GOAL OF THE EXERCISE. Repeat every record exactly, but keep images out of the copy.

LISTED RECORDS.
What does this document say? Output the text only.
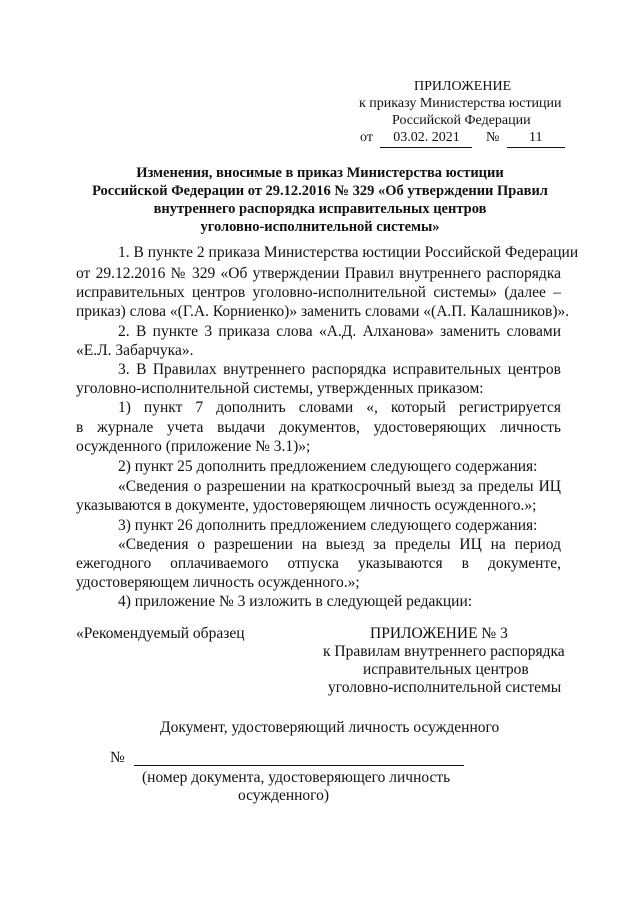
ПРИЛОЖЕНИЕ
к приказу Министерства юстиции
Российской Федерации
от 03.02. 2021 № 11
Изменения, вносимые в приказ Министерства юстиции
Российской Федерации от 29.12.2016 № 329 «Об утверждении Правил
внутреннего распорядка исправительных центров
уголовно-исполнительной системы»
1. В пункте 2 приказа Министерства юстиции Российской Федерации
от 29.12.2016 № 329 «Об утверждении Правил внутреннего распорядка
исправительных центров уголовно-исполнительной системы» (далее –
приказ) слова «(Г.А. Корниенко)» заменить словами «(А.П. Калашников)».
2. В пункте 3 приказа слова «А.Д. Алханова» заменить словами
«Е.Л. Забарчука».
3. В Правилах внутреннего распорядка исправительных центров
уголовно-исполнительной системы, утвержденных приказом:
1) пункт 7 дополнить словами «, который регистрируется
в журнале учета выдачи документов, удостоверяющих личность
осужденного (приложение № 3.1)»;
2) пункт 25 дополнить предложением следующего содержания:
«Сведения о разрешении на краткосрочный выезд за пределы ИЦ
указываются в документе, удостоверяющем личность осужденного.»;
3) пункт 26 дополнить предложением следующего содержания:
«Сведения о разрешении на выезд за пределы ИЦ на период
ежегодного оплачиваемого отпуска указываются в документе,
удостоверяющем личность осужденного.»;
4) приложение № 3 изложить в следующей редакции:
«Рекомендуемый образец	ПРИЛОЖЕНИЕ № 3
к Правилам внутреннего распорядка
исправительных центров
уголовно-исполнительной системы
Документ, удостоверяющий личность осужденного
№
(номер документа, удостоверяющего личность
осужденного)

WRITTEN RESPONSE.
What does this document say? Output the text only.
ПРИЛОЖЕНИЕ
к приказу Министерства юстиции
Российской Федерации
от 03.02. 2021 № 11
Изменения, вносимые в приказ Министерства юстиции
Российской Федерации от 29.12.2016 № 329 «Об утверждении Правил
внутреннего распорядка исправительных центров
уголовно-исполнительной системы»
1. В пункте 2 приказа Министерства юстиции Российской Федерации
от 29.12.2016 № 329 «Об утверждении Правил внутреннего распорядка
исправительных центров уголовно-исполнительной системы» (далее –
приказ) слова «(Г.А. Корниенко)» заменить словами «(А.П. Калашников)».
2. В пункте 3 приказа слова «А.Д. Алханова» заменить словами
«Е.Л. Забарчука».
3. В Правилах внутреннего распорядка исправительных центров
уголовно-исполнительной системы, утвержденных приказом:
1) пункт 7 дополнить словами «, который регистрируется
в журнале учета выдачи документов, удостоверяющих личность
осужденного (приложение № 3.1)»;
2) пункт 25 дополнить предложением следующего содержания:
«Сведения о разрешении на краткосрочный выезд за пределы ИЦ
указываются в документе, удостоверяющем личность осужденного.»;
3) пункт 26 дополнить предложением следующего содержания:
«Сведения о разрешении на выезд за пределы ИЦ на период
ежегодного оплачиваемого отпуска указываются в документе,
удостоверяющем личность осужденного.»;
4) приложение № 3 изложить в следующей редакции:
«Рекомендуемый образец	ПРИЛОЖЕНИЕ № 3
к Правилам внутреннего распорядка
исправительных центров
уголовно-исполнительной системы
Документ, удостоверяющий личность осужденного
№
(номер документа, удостоверяющего личность
осужденного)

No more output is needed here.